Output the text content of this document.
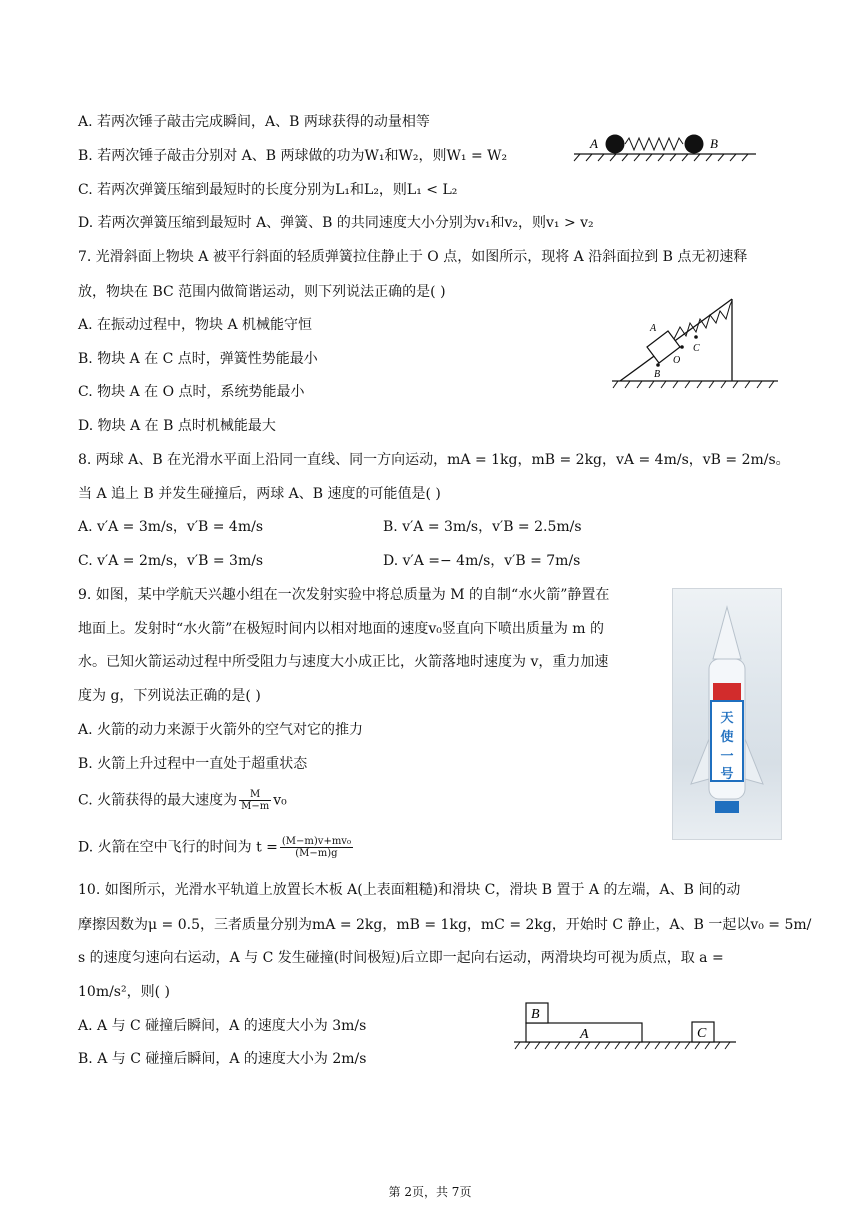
A. 若两次锤子敲击完成瞬间，A、B 两球获得的动量相等
B. 若两次锤子敲击分别对 A、B 两球做的功为W₁和W₂，则W₁ = W₂
C. 若两次弹簧压缩到最短时的长度分别为L₁和L₂，则L₁ < L₂
D. 若两次弹簧压缩到最短时 A、弹簧、B 的共同速度大小分别为v₁和v₂，则v₁ > v₂
A	B
7. 光滑斜面上物块 A 被平行斜面的轻质弹簧拉住静止于 O 点，如图所示，现将 A 沿斜面拉到 B 点无初速释
放，物块在 BC 范围内做简谐运动，则下列说法正确的是( )
A. 在振动过程中，物块 A 机械能守恒
B. 物块 A 在 C 点时，弹簧性势能最小
C. 物块 A 在 O 点时，系统势能最小
D. 物块 A 在 B 点时机械能最大
A
O
C
B
8. 两球 A、B 在光滑水平面上沿同一直线、同一方向运动，mA = 1kg，mB = 2kg，vA = 4m/s，vB = 2m/s。
当 A 追上 B 并发生碰撞后，两球 A、B 速度的可能值是( )
A. v′A = 3m/s，v′B = 4m/s	B. v′A = 3m/s，v′B = 2.5m/s
C. v′A = 2m/s，v′B = 3m/s	D. v′A =− 4m/s，v′B = 7m/s
9. 如图，某中学航天兴趣小组在一次发射实验中将总质量为 M 的自制“水火箭”静置在
地面上。发射时“水火箭”在极短时间内以相对地面的速度v₀竖直向下喷出质量为 m 的
水。已知火箭运动过程中所受阻力与速度大小成正比，火箭落地时速度为 v，重力加速
度为 g，下列说法正确的是( )
A. 火箭的动力来源于火箭外的空气对它的推力
B. 火箭上升过程中一直处于超重状态
C. 火箭获得的最大速度为 $\frac{M}{M-m} v_0$
D. 火箭在空中飞行的时间为 $t = \frac{\text{(M−m)v+mv₀}}{(M-m)g}$
天
使
一
号
10. 如图所示，光滑水平轨道上放置长木板 A(上表面粗糙)和滑块 C，滑块 B 置于 A 的左端，A、B 间的动
摩擦因数为μ = 0.5，三者质量分别为mA = 2kg，mB = 1kg，mC = 2kg，开始时 C 静止，A、B 一起以v₀ = 5m/
s 的速度匀速向右运动，A 与 C 发生碰撞(时间极短)后立即一起向右运动，两滑块均可视为质点，取 a =
10m/s²，则( )
A. A 与 C 碰撞后瞬间，A 的速度大小为 3m/s
B. A 与 C 碰撞后瞬间，A 的速度大小为 2m/s
A
B
C
第 2页，共 7页
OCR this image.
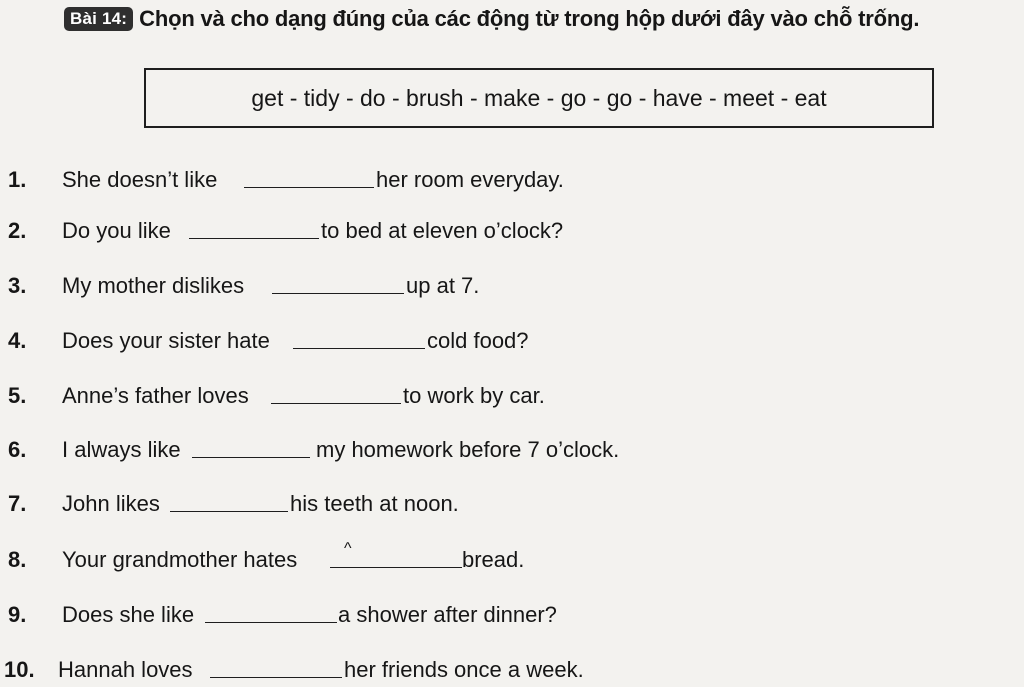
Bài 14: Chọn và cho dạng đúng của các động từ trong hộp dưới đây vào chỗ trống.
get - tidy - do - brush - make - go - go - have - meet - eat
1. She doesn’t like	her room everyday.
2. Do you like	to bed at eleven o’clock?
3. My mother dislikes	up at 7.
4. Does your sister hate	cold food?
5. Anne’s father loves	to work by car.
6. I always like	my homework before 7 o’clock.
7. John likes	his teeth at noon.
8. Your grandmother hates	bread.
^
9. Does she like	a shower after dinner?
10. Hannah loves	her friends once a week.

§

**Set task:**
Review the material and copy each line in which the word "text" appears.

**Task answer:**
Output the text content of this document.
D. 火箭在空中飞行的时间为 $t = \frac{\text{(M−m)v+mv₀}}{(M-m)g}$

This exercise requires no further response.